### [THE EXERCISE]
Which lines of the records contain "province"? Collect every one of them.

═══ RAW DATA

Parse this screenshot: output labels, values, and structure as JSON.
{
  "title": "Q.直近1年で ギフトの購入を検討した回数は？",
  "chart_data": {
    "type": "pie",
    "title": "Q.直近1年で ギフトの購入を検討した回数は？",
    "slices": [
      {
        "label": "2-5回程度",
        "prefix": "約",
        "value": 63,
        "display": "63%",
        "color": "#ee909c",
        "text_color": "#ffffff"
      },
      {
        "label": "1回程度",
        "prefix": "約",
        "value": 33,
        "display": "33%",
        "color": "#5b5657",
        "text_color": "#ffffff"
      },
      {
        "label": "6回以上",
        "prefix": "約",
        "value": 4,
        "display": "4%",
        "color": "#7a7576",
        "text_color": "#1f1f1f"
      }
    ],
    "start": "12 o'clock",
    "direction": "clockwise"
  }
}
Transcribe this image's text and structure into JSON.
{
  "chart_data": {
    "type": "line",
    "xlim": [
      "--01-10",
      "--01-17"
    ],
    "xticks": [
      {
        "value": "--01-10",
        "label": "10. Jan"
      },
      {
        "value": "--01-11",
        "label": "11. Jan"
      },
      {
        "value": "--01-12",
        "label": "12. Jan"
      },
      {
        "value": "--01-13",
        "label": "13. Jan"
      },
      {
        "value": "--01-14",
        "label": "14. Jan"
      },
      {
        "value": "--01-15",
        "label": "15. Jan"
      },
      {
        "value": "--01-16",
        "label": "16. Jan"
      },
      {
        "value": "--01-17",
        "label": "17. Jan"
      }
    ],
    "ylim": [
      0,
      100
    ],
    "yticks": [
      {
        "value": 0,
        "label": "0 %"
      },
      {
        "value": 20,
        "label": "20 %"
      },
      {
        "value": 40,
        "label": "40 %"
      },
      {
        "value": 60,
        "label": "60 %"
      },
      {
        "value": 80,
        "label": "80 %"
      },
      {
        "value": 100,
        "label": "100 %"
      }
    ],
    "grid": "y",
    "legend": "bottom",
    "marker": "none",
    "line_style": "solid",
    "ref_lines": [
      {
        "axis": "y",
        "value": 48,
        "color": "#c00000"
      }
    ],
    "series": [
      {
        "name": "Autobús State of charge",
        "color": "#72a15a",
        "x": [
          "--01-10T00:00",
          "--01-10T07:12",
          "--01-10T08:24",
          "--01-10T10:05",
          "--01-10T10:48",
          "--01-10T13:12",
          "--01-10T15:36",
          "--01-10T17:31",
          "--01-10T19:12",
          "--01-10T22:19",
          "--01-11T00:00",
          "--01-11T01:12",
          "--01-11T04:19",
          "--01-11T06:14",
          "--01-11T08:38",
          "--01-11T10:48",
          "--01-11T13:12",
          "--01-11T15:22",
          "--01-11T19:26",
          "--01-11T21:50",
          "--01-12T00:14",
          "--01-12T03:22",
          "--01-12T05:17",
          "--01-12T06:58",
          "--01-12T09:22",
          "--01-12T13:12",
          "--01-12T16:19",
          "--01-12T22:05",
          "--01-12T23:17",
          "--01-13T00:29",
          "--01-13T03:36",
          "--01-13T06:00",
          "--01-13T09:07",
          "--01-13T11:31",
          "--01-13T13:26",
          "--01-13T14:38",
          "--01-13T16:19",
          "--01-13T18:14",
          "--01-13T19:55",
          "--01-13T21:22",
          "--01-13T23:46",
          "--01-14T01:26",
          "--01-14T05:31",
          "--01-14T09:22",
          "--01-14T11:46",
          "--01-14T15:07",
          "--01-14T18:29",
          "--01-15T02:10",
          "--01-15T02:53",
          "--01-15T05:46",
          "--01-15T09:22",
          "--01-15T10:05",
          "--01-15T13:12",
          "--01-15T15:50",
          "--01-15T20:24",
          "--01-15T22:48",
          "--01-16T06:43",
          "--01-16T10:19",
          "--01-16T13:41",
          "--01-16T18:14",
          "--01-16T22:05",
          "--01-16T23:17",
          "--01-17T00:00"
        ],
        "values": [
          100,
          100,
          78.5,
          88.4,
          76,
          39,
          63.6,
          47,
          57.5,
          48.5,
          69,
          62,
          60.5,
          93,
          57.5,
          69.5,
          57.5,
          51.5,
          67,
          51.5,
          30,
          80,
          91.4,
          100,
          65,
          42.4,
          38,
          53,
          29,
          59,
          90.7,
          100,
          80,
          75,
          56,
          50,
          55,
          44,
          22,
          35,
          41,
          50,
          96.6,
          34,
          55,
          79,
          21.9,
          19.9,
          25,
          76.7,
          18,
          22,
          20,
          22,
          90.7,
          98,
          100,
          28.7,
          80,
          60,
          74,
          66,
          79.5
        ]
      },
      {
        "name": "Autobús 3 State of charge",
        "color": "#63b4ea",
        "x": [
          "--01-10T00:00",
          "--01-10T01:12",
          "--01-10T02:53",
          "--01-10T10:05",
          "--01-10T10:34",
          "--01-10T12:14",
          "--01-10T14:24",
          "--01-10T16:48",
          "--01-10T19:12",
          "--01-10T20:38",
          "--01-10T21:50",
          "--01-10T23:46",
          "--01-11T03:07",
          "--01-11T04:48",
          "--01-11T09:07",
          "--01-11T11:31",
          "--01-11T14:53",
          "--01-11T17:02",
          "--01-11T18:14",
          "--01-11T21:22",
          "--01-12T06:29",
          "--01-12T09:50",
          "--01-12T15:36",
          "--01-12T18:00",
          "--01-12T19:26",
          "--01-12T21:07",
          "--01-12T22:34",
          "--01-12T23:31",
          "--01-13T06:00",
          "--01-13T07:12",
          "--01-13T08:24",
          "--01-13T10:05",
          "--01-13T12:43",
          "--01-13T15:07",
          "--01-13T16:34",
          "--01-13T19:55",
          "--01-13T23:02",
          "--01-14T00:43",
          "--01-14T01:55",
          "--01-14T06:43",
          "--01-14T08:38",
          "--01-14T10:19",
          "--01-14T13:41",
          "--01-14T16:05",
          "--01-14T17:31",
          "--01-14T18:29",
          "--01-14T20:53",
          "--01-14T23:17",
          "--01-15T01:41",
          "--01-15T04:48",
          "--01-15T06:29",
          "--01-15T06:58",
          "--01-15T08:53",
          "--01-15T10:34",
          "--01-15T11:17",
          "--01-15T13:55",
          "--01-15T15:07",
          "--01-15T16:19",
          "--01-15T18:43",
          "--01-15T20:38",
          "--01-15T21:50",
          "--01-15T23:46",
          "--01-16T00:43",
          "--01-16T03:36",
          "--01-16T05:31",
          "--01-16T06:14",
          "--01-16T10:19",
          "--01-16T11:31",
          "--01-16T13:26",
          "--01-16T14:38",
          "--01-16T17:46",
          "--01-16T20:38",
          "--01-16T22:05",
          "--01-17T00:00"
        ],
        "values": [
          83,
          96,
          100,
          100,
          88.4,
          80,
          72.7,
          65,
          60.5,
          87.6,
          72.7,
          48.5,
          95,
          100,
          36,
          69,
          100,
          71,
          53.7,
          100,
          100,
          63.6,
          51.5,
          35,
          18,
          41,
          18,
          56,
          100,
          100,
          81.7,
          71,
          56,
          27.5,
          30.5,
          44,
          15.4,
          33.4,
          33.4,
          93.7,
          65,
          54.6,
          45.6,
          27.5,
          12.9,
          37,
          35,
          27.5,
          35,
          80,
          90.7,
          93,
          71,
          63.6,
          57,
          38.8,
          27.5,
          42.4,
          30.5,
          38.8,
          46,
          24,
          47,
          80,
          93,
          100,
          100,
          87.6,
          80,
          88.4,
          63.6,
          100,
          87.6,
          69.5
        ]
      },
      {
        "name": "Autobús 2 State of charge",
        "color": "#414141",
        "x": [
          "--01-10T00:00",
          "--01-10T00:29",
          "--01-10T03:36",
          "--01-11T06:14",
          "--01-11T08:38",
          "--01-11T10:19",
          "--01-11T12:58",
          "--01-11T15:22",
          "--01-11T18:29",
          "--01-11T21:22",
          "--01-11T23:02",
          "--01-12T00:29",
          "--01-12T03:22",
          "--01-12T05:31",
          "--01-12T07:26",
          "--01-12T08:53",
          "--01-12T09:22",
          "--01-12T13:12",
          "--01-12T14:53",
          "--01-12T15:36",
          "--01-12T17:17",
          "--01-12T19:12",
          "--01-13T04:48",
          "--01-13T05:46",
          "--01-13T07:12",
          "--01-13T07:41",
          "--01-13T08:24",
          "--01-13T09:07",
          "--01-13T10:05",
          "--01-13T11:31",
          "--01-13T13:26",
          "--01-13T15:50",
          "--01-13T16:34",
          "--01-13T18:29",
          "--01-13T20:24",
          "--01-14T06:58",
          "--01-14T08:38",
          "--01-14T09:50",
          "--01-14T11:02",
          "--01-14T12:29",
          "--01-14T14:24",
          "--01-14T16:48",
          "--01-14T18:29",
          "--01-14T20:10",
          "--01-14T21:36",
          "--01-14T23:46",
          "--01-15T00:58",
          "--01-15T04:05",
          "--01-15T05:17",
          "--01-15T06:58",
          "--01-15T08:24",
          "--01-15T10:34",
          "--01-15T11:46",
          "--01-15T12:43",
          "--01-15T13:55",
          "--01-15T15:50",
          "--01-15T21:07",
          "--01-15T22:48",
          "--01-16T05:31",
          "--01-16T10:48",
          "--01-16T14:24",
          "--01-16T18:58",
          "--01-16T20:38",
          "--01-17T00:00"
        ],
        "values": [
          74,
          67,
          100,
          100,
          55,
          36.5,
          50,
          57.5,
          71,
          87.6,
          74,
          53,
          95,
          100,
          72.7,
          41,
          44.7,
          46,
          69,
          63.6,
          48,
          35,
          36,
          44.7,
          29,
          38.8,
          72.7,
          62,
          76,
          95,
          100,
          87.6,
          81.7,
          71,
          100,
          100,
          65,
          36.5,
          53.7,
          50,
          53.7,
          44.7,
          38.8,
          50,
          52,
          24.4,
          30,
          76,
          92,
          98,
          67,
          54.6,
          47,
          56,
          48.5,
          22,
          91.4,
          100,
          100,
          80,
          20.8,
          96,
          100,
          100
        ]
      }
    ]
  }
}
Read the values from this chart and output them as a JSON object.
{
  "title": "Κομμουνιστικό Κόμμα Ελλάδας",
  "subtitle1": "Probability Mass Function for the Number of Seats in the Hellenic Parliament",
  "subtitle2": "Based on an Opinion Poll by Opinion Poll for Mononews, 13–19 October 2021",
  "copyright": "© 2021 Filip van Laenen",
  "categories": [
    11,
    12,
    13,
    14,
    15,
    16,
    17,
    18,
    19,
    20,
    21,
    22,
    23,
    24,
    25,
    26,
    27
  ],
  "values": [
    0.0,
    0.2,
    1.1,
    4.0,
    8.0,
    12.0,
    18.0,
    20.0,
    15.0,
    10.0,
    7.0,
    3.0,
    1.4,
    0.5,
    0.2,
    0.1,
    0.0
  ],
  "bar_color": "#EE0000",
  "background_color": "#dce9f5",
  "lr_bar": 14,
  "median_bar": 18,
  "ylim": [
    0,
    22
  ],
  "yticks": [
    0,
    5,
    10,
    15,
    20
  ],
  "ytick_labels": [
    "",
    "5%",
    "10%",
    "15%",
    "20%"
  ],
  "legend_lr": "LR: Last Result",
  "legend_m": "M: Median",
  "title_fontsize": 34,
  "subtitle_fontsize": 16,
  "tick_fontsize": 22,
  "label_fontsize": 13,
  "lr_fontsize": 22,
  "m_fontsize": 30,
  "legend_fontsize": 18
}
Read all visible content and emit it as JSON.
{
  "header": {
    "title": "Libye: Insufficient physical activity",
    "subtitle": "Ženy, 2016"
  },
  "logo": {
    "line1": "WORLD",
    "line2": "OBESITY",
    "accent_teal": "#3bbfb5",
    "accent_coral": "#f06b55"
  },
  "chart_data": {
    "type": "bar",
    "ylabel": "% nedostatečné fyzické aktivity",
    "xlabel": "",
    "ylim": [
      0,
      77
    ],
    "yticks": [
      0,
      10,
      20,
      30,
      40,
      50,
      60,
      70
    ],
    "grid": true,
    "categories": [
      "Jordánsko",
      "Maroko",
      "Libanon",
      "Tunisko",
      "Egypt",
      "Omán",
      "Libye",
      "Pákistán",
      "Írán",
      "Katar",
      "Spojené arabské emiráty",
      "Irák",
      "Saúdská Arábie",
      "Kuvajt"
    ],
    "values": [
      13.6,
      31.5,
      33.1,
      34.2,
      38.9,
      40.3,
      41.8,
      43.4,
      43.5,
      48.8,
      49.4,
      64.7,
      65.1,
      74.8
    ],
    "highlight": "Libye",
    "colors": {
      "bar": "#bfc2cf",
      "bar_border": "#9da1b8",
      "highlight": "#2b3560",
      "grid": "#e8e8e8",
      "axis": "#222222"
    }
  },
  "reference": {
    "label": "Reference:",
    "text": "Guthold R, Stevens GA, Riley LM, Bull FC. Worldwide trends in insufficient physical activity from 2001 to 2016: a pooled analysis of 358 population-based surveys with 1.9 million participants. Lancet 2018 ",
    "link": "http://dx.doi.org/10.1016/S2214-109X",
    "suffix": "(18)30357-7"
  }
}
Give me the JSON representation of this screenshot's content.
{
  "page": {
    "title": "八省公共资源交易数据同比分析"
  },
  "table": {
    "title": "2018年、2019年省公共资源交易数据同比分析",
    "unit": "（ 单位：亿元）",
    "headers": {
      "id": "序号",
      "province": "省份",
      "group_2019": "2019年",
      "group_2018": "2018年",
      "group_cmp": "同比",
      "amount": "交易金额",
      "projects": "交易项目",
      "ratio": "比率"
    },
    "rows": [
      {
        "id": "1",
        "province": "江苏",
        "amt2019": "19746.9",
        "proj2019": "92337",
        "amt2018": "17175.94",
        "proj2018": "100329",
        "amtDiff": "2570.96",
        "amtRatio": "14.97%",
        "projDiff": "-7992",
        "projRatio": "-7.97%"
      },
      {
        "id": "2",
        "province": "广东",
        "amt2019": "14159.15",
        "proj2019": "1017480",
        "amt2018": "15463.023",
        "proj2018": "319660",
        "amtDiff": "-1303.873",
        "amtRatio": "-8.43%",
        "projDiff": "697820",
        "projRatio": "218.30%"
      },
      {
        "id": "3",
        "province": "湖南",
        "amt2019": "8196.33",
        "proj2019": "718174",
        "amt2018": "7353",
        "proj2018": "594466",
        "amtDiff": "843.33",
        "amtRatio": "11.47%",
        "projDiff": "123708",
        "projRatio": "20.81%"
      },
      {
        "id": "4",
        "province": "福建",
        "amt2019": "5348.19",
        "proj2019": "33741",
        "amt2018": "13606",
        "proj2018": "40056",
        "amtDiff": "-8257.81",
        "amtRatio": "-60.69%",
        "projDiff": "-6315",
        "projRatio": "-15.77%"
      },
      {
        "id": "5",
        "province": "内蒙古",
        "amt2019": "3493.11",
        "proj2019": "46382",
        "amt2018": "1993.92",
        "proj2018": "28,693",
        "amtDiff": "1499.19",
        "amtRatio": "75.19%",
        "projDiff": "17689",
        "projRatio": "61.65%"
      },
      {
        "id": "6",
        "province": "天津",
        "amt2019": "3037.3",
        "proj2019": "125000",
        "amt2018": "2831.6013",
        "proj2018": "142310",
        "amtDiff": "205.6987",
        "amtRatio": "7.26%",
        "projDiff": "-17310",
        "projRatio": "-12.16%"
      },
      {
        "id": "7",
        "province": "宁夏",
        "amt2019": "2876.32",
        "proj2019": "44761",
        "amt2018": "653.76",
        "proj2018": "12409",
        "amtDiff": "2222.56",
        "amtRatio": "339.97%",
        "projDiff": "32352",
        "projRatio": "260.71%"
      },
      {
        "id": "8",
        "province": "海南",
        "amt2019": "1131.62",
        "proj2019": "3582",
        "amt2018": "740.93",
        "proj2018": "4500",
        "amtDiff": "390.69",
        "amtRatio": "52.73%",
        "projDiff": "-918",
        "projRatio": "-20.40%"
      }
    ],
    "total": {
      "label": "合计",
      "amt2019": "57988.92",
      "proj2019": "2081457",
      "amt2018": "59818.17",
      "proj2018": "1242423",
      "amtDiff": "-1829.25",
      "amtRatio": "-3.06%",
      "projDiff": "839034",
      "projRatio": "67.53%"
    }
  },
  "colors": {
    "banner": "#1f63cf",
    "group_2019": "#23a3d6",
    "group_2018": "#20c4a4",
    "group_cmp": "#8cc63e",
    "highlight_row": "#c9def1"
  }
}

══════

### [WRITTEN SOLUTION]
      "province": "省份",
        "province": "江苏",
        "province": "广东",
        "province": "湖南",
        "province": "福建",
        "province": "内蒙古",
        "province": "天津",
        "province": "宁夏",
        "province": "海南",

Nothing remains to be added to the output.